▶ BRIEF: In the records below, return everything from the line containing "location-label: LOCATION: <box>86" down to the line containing "location-item: Catalina’s <box>285", both lines included, reproducing each line without any change.

Some records
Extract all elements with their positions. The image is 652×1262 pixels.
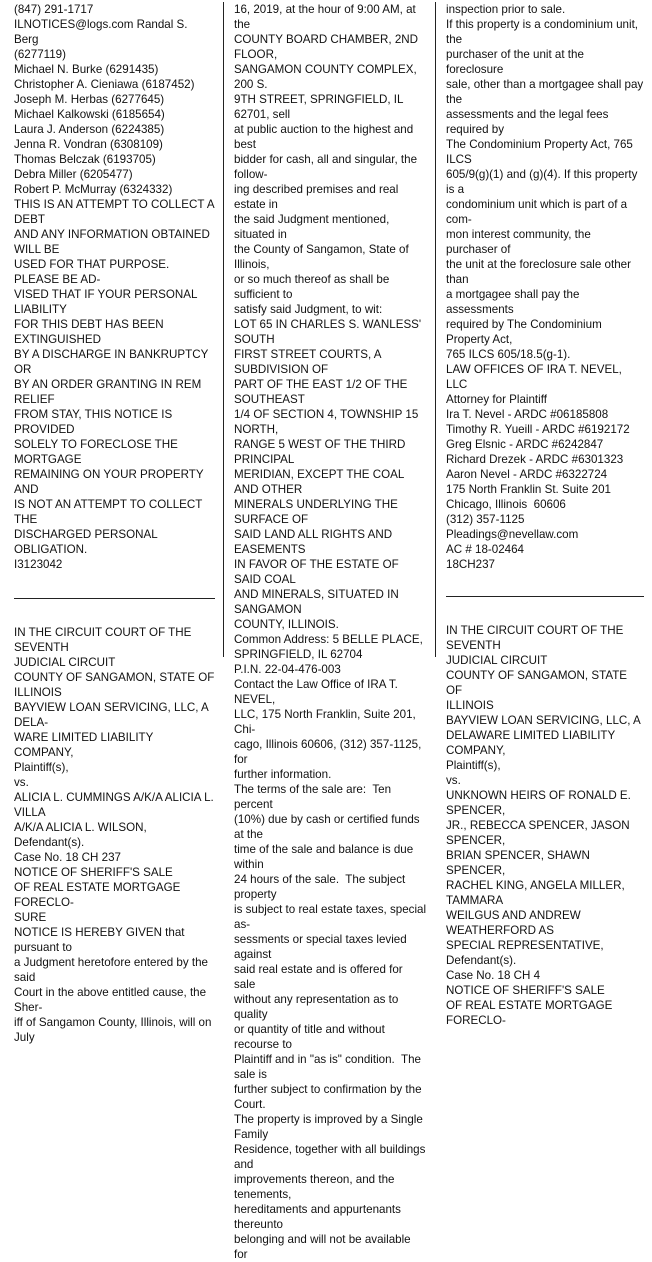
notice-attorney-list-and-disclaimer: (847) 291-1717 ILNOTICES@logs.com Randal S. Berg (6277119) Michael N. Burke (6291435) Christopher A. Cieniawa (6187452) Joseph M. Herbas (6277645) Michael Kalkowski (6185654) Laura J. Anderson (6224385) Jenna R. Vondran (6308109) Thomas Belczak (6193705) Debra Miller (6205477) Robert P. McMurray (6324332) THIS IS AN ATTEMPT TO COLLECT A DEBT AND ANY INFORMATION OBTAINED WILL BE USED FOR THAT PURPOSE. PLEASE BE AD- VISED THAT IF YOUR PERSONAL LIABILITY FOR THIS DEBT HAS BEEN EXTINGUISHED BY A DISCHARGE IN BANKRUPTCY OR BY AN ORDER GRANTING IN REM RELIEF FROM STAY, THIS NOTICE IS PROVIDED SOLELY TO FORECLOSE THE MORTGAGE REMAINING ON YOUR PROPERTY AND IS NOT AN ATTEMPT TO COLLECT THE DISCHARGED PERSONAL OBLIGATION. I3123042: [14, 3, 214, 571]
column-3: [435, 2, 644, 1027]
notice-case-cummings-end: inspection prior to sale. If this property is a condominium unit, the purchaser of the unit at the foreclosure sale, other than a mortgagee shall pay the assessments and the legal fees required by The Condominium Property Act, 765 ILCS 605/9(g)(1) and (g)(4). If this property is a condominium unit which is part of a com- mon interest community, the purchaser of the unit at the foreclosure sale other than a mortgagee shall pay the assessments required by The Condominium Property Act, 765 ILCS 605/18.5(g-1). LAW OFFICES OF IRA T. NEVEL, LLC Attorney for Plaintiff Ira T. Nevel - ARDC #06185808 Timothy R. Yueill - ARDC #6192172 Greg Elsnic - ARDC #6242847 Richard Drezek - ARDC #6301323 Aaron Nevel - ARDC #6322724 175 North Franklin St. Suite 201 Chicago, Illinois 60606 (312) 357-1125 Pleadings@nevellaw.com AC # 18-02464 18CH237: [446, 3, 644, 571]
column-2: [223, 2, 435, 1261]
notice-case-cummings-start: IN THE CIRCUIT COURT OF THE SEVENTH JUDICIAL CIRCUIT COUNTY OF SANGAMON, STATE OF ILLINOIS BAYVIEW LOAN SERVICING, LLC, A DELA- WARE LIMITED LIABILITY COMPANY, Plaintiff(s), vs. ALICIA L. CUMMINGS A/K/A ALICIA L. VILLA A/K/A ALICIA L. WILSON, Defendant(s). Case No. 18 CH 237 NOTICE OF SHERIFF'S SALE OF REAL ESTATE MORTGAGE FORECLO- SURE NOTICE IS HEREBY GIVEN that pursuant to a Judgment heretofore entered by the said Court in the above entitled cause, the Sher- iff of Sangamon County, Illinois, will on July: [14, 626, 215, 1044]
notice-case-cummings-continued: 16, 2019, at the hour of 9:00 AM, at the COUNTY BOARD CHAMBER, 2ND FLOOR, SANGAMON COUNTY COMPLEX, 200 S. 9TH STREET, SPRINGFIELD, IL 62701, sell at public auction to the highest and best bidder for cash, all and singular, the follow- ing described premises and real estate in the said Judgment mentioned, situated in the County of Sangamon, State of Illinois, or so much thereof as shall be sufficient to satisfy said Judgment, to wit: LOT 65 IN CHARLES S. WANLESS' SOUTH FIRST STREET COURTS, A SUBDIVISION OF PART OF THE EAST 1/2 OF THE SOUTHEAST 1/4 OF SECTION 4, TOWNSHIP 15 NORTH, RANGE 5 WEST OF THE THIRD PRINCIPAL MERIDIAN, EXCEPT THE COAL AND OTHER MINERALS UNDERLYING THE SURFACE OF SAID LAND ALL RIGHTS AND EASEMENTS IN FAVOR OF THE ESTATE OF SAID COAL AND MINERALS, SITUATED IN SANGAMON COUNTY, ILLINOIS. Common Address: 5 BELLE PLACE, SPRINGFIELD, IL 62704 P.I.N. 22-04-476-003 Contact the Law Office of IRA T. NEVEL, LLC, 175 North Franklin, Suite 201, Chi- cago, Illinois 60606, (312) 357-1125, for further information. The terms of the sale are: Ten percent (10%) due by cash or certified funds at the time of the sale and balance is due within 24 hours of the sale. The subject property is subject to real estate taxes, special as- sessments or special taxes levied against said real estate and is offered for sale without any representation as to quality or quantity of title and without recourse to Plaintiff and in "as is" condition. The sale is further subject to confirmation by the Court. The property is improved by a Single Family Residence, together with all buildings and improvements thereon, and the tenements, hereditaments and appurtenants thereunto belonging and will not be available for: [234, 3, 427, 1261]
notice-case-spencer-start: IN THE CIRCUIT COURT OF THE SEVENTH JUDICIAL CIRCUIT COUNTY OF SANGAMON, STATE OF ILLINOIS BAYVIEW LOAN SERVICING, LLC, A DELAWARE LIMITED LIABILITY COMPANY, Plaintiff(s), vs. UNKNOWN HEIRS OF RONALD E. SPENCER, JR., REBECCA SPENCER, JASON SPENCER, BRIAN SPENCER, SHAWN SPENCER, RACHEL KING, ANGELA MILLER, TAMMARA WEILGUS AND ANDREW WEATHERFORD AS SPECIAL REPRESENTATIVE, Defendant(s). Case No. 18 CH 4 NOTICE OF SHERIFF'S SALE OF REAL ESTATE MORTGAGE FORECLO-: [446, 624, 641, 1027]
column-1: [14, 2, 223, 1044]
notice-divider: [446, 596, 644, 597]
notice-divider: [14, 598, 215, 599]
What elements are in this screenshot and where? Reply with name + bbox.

--

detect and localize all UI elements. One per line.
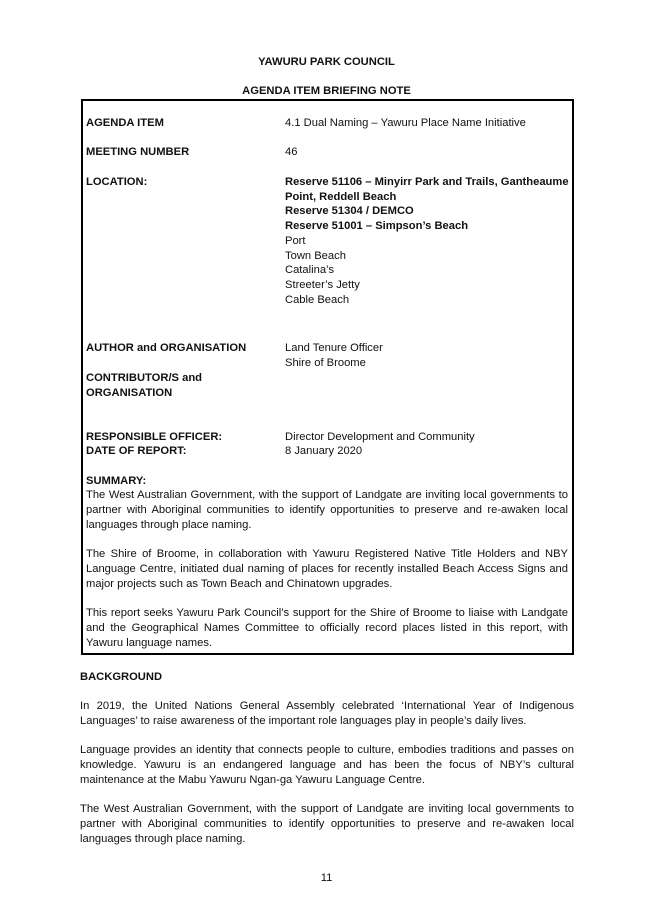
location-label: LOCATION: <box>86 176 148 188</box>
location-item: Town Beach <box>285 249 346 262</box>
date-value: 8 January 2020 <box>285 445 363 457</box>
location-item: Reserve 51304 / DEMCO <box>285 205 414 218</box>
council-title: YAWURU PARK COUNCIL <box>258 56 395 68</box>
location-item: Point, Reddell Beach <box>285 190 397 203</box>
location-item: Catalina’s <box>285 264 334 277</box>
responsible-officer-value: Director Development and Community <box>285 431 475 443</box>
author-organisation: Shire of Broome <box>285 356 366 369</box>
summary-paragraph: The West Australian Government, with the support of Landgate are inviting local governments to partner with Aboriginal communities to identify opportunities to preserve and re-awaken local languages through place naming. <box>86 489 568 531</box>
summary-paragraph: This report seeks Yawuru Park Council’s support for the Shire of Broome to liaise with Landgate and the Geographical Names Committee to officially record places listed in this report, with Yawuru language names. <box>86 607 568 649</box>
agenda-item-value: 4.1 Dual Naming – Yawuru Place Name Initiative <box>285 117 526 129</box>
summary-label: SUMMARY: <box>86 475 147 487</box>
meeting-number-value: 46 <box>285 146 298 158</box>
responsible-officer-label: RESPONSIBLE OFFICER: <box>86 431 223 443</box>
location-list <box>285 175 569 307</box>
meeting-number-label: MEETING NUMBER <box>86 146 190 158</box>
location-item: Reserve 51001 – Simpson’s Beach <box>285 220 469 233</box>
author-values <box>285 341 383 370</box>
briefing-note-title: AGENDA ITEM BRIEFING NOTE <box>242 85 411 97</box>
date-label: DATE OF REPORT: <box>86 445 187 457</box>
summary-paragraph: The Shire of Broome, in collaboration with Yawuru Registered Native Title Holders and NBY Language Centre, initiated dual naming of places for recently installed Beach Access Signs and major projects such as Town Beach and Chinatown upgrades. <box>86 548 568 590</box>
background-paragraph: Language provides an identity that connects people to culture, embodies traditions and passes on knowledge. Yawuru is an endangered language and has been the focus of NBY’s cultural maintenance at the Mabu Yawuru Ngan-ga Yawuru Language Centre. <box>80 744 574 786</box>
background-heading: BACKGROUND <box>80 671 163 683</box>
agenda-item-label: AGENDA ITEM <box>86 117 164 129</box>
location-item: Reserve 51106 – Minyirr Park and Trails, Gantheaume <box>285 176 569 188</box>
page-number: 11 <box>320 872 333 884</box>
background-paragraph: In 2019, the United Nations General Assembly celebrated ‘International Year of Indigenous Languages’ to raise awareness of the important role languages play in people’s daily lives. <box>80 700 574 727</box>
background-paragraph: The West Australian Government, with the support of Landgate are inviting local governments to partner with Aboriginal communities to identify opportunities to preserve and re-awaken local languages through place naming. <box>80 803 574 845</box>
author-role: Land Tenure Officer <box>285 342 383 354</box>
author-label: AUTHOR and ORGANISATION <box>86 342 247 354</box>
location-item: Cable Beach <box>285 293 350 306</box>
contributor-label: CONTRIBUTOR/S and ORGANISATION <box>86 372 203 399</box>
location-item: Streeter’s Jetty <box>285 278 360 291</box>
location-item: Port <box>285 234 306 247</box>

* * *

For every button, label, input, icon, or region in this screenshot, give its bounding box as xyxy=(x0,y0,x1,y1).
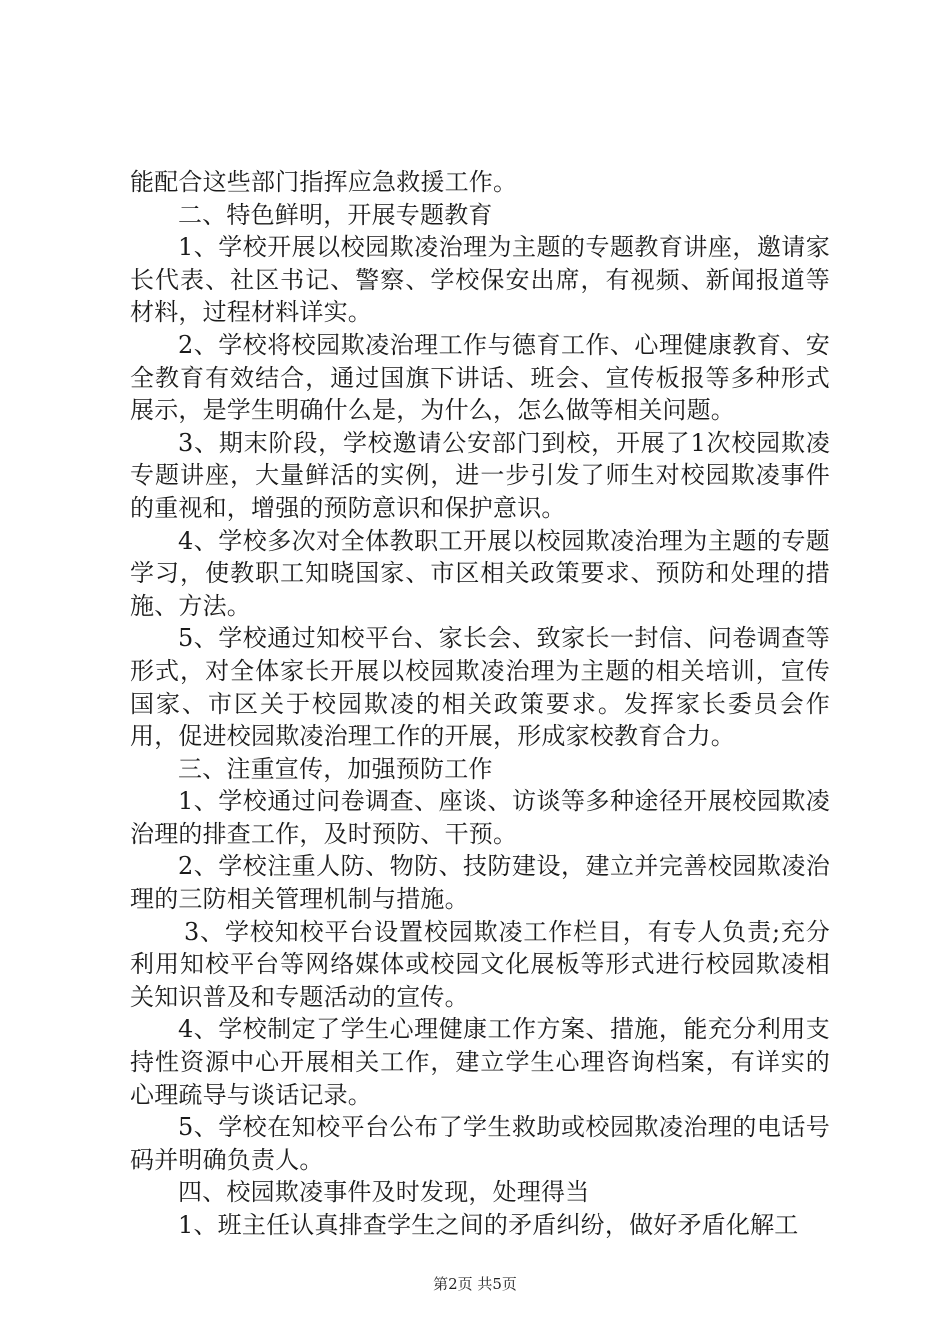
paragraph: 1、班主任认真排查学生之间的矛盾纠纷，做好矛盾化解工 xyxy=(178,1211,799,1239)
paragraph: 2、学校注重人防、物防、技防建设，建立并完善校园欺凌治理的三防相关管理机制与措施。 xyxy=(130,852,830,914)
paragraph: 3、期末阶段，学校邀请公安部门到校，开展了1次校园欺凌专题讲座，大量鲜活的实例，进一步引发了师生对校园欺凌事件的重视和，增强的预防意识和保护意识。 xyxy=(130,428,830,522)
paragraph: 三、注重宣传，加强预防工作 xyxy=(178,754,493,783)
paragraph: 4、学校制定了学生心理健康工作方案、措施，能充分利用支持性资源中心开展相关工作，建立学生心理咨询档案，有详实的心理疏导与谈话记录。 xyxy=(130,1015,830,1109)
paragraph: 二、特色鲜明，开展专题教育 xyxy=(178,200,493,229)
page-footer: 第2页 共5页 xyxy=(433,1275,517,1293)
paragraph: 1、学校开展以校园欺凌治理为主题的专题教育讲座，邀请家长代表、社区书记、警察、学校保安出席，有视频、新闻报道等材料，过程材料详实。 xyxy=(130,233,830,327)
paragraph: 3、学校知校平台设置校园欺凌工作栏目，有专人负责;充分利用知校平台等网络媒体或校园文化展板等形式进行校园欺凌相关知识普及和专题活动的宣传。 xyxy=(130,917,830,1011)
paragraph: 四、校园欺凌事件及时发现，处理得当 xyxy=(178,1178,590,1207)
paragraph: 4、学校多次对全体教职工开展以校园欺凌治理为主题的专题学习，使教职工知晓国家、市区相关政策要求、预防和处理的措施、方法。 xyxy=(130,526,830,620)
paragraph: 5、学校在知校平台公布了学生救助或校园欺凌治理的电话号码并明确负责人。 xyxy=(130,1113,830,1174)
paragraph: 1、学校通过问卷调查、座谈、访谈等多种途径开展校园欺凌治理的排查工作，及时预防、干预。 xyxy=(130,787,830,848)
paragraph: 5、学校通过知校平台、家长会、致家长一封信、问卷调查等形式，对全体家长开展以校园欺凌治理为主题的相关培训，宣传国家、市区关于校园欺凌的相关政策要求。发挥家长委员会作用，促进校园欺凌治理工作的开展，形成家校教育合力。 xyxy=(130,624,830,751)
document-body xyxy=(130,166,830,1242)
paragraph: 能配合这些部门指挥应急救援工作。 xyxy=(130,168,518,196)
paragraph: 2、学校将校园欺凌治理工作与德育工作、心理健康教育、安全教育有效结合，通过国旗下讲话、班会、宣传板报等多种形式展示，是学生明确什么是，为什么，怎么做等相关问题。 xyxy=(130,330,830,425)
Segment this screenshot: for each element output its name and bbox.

▶ RESULT OF THE EXERCISE:
location-label: LOCATION: <box>86 176 148 188</box>
location-item: Town Beach <box>285 249 346 262</box>
date-value: 8 January 2020 <box>285 445 363 457</box>
location-item: Reserve 51304 / DEMCO <box>285 205 414 218</box>
council-title: YAWURU PARK COUNCIL <box>258 56 395 68</box>
location-item: Point, Reddell Beach <box>285 190 397 203</box>
location-item: Catalina’s <box>285 264 334 277</box>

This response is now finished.